>> START MATERIAL

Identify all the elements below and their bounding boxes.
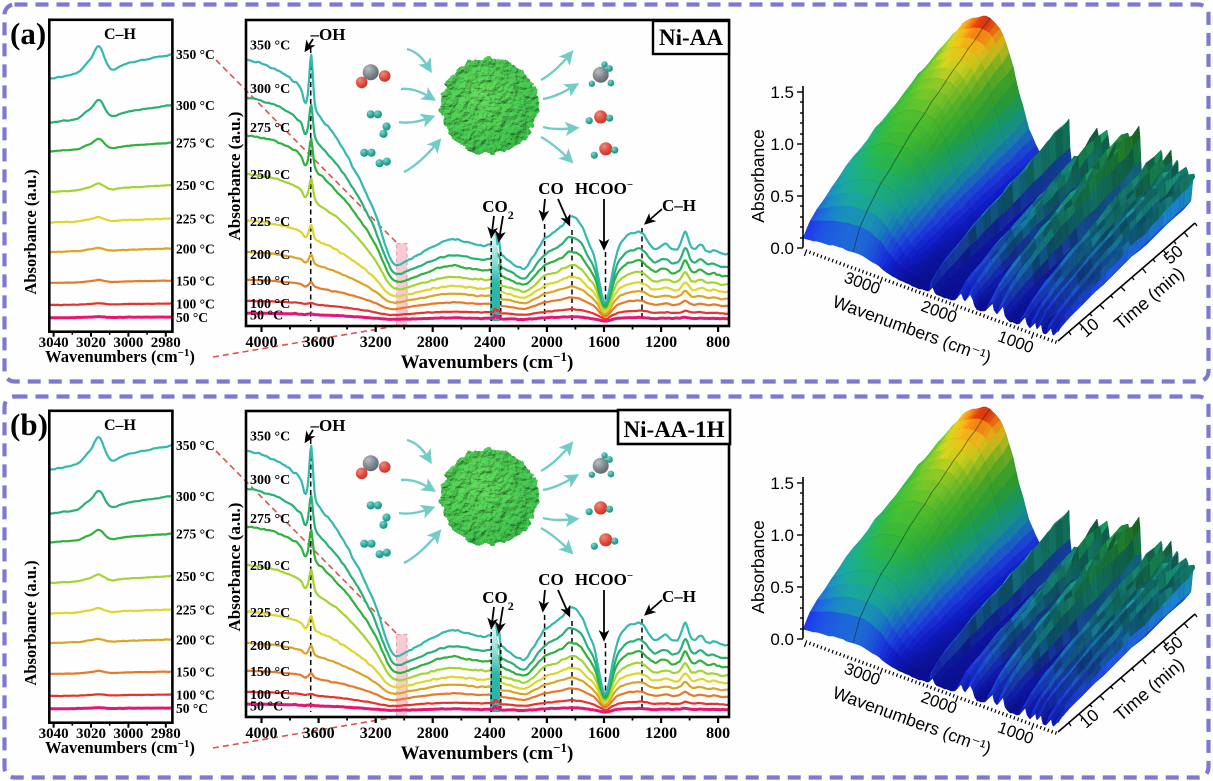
svg-text:(b): (b): [10, 407, 48, 442]
svg-text:Ni-AA-1H: Ni-AA-1H: [624, 417, 725, 442]
svg-text:(a): (a): [10, 16, 46, 51]
svg-text:Ni-AA: Ni-AA: [659, 25, 723, 50]
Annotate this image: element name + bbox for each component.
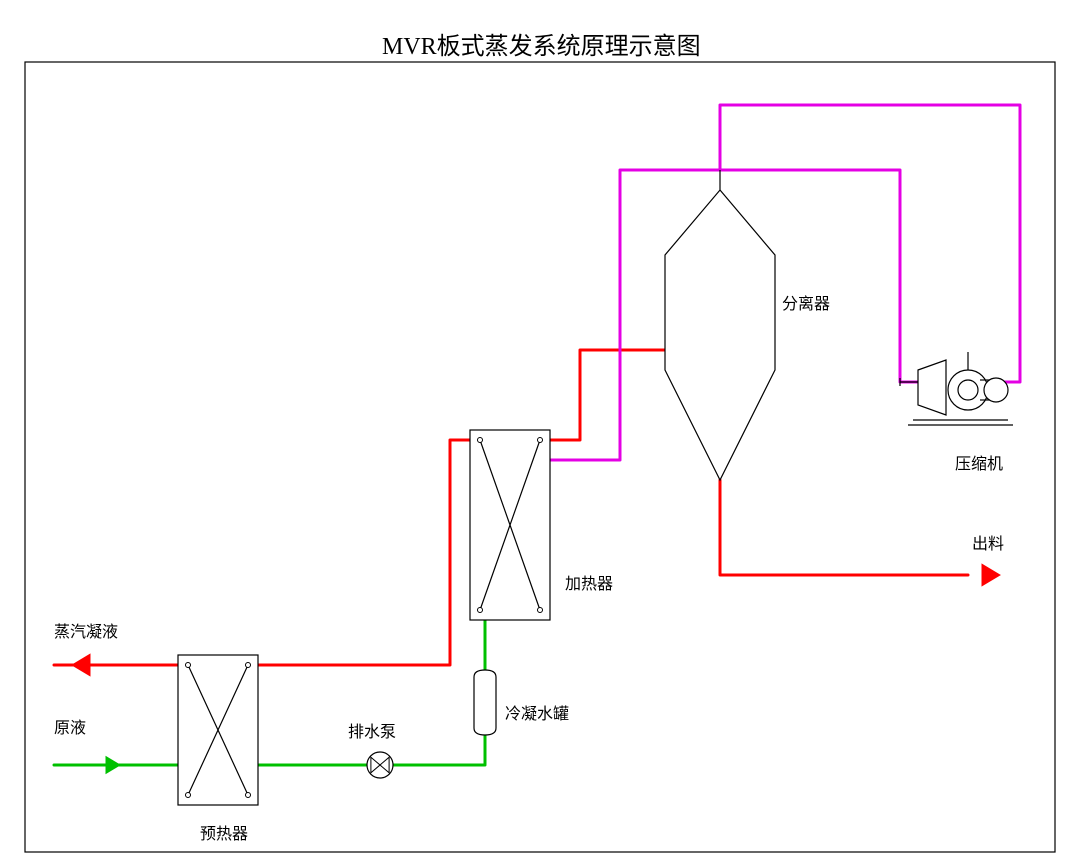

>> END MATERIAL

- **INSTRUCTIONS TO FOLLOW**
Please write out all of the material above again with "bounding boxes" swapped for "enclosing rectangles" and nothing else changed. Omit the pictures.

- **OUTPUT FOR THIS TASK**
Identify all the elements below and their enclosing rectangles.
svg-text:(b): (b): [10, 407, 48, 442]
svg-text:Ni-AA-1H: Ni-AA-1H: [624, 417, 725, 442]
svg-text:(a): (a): [10, 16, 46, 51]
svg-text:Ni-AA: Ni-AA: [659, 25, 723, 50]
Annotate this image: element name + bbox for each component.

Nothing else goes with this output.